▶ **PROMPT**:
Reproduce all of the data word for word.

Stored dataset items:
------------------------------------
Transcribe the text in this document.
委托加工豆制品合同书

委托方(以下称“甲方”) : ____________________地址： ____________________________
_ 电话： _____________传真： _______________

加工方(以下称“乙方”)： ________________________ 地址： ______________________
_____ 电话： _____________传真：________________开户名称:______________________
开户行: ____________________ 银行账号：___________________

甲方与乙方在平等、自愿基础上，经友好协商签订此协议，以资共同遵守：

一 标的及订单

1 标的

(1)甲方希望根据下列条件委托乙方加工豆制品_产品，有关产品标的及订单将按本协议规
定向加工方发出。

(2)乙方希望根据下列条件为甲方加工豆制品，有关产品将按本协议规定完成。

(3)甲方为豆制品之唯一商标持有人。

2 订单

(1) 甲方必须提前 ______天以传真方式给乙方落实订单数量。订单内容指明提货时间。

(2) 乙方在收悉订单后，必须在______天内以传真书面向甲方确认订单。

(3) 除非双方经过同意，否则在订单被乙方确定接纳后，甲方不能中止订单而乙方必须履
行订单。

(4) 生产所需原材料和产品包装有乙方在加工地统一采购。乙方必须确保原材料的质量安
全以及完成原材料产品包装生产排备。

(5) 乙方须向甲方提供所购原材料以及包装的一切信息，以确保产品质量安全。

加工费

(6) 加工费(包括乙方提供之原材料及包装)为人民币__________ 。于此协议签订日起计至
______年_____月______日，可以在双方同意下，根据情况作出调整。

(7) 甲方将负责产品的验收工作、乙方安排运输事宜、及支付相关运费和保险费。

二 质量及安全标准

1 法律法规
------------------------------------
▶ **FULL OUTPUT**:
Transcribe the text in this document.
委托加工豆制品合同书

委托方(以下称“甲方”) : ____________________地址： ____________________________
_ 电话： _____________传真： _______________

加工方(以下称“乙方”)： ________________________ 地址： ______________________
_____ 电话： _____________传真：________________开户名称:______________________
开户行: ____________________ 银行账号：___________________

甲方与乙方在平等、自愿基础上，经友好协商签订此协议，以资共同遵守：

一 标的及订单

1 标的

(1)甲方希望根据下列条件委托乙方加工豆制品_产品，有关产品标的及订单将按本协议规
定向加工方发出。

(2)乙方希望根据下列条件为甲方加工豆制品，有关产品将按本协议规定完成。

(3)甲方为豆制品之唯一商标持有人。

2 订单

(1) 甲方必须提前 ______天以传真方式给乙方落实订单数量。订单内容指明提货时间。

(2) 乙方在收悉订单后，必须在______天内以传真书面向甲方确认订单。

(3) 除非双方经过同意，否则在订单被乙方确定接纳后，甲方不能中止订单而乙方必须履
行订单。

(4) 生产所需原材料和产品包装有乙方在加工地统一采购。乙方必须确保原材料的质量安
全以及完成原材料产品包装生产排备。

(5) 乙方须向甲方提供所购原材料以及包装的一切信息，以确保产品质量安全。

加工费

(6) 加工费(包括乙方提供之原材料及包装)为人民币__________ 。于此协议签订日起计至
______年_____月______日，可以在双方同意下，根据情况作出调整。

(7) 甲方将负责产品的验收工作、乙方安排运输事宜、及支付相关运费和保险费。

二 质量及安全标准

1 法律法规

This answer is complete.